Extracted records
Start

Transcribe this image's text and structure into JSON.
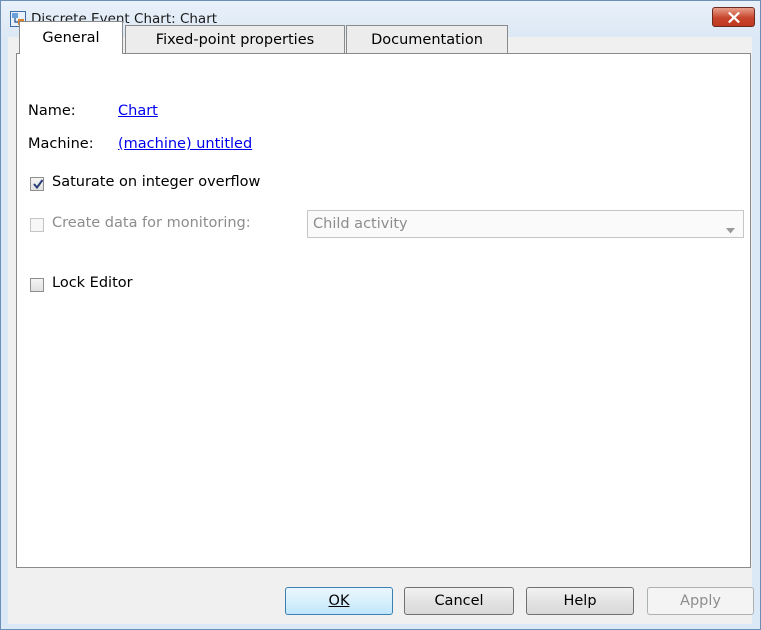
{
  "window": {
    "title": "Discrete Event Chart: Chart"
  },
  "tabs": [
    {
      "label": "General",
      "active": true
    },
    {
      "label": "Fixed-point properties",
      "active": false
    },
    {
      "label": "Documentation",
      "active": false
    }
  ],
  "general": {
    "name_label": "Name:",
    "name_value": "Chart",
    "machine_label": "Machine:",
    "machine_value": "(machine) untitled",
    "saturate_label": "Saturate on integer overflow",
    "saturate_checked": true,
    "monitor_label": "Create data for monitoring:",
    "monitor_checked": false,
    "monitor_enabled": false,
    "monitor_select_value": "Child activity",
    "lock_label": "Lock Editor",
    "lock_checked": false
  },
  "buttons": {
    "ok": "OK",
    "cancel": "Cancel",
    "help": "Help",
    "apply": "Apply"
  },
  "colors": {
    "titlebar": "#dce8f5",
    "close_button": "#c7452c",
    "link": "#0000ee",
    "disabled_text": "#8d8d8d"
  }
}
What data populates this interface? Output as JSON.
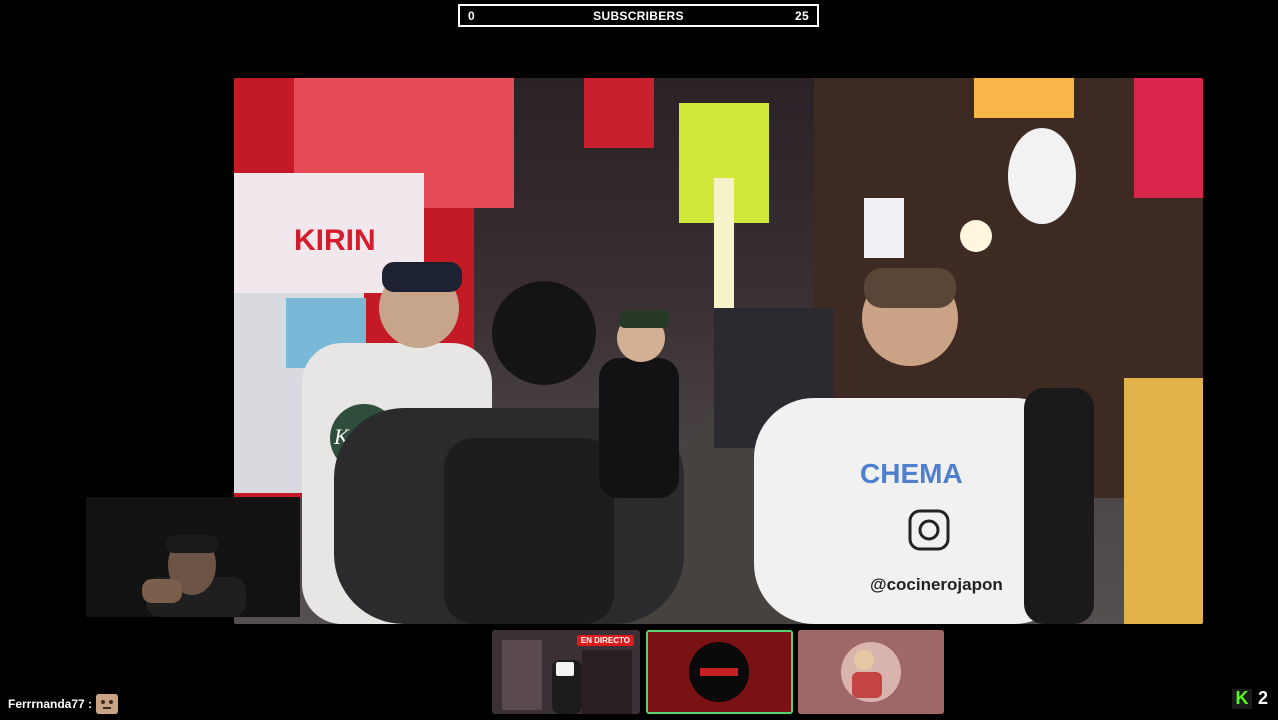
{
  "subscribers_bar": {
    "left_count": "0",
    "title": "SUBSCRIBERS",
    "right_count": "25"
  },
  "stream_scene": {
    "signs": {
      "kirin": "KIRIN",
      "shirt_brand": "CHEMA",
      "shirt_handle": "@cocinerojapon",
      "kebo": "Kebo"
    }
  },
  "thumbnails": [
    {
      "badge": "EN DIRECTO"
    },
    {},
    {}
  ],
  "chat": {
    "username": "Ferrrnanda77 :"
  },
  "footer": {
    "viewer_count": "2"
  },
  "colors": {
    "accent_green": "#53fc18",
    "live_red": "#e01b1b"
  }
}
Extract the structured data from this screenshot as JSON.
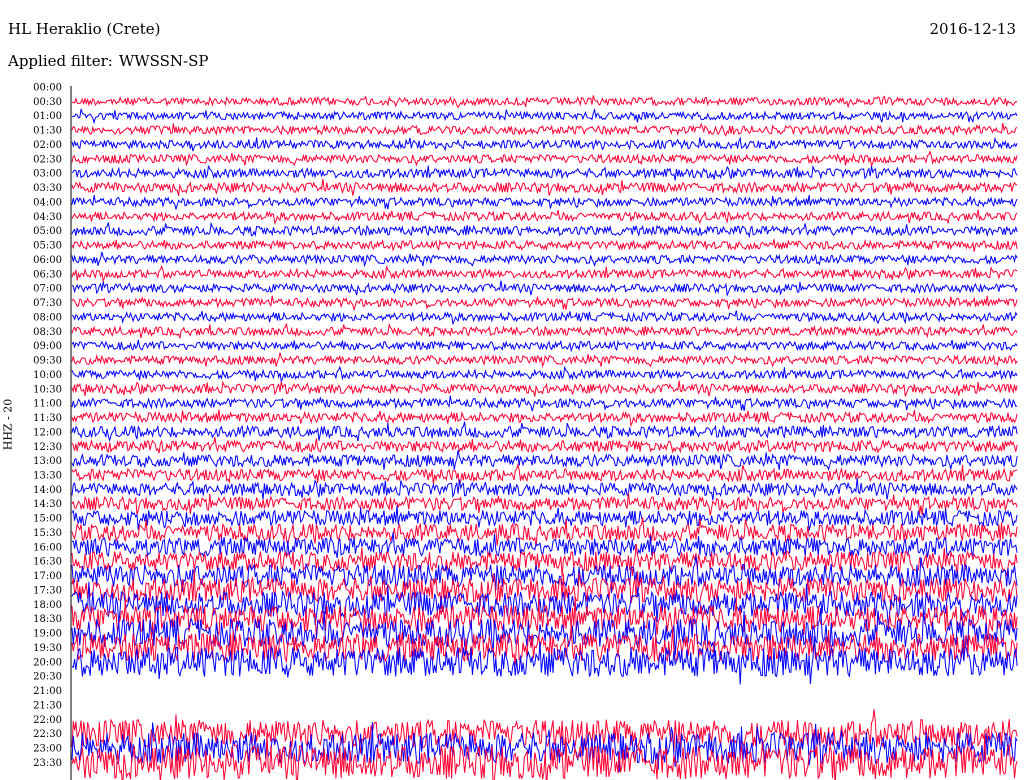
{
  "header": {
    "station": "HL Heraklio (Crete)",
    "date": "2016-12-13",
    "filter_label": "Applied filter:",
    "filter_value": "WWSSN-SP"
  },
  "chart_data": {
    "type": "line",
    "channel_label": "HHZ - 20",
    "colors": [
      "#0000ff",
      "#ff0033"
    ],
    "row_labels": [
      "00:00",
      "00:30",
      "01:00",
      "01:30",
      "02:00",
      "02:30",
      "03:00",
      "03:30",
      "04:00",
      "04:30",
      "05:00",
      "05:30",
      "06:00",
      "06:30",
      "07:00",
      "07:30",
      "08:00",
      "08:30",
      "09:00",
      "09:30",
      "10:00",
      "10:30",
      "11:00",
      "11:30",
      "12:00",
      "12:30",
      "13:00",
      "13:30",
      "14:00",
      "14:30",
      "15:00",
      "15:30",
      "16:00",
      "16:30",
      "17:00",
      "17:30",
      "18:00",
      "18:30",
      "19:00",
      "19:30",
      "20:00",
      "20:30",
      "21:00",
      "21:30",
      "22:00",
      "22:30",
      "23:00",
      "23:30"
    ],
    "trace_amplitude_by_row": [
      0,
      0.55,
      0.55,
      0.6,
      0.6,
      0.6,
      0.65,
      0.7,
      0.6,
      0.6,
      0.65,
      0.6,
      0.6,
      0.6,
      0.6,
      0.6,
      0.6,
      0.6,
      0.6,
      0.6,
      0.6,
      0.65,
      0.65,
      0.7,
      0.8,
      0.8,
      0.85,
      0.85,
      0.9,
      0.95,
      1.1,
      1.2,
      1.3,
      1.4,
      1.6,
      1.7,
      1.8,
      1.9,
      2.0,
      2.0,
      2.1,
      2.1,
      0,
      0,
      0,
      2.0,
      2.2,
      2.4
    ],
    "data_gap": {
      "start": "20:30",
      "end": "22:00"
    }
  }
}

End
Start

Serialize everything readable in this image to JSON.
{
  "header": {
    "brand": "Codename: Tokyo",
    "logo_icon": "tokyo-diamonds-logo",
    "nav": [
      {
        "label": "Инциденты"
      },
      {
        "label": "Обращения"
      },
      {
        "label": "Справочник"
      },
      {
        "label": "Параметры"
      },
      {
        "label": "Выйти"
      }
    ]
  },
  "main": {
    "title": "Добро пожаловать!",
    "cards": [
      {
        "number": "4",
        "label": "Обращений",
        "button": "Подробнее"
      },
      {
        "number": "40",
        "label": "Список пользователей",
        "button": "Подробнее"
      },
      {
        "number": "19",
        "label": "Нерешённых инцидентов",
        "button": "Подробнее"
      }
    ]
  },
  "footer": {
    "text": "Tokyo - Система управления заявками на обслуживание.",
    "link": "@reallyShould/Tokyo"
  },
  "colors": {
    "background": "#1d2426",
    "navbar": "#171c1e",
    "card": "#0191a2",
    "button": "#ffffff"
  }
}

End

Your task
Out of the preceding entries, pull every line containing the string "false".

Written solution
      "active": false
      "active": false
    "monitor_checked": false,
    "monitor_enabled": false,
    "lock_checked": false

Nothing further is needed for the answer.